Short problem
Please say how many lines of the listing hold "premium", with no other words in the answer.

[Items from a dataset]
>>>

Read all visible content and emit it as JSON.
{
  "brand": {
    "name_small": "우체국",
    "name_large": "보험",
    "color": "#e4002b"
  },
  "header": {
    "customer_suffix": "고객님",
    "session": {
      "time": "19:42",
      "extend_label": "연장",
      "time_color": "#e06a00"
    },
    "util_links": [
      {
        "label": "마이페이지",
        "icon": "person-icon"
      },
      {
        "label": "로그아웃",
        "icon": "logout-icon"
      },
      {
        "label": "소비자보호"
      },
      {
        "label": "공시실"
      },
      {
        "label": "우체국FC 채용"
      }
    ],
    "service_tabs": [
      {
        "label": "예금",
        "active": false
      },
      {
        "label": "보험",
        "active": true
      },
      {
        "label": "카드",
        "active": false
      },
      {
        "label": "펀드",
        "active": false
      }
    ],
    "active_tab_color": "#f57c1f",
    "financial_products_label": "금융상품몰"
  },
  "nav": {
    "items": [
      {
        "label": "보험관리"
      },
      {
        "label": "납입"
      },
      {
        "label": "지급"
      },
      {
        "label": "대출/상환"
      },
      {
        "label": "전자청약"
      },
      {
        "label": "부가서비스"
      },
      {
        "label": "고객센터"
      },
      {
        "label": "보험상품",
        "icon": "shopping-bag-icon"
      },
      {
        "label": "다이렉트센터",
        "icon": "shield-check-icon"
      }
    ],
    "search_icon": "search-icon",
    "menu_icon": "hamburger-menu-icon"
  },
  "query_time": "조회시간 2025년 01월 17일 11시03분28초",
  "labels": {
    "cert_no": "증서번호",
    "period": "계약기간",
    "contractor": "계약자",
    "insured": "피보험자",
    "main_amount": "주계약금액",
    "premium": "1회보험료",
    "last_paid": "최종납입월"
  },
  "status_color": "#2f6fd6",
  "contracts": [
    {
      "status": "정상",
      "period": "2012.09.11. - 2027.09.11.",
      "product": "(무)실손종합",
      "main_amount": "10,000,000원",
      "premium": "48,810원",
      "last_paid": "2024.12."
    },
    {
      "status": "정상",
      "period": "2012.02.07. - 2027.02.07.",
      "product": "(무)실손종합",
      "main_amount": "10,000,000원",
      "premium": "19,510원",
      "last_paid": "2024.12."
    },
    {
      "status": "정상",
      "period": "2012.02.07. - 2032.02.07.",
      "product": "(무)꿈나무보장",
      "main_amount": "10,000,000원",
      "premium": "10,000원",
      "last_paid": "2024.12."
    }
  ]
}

<<<

Answer to this task
4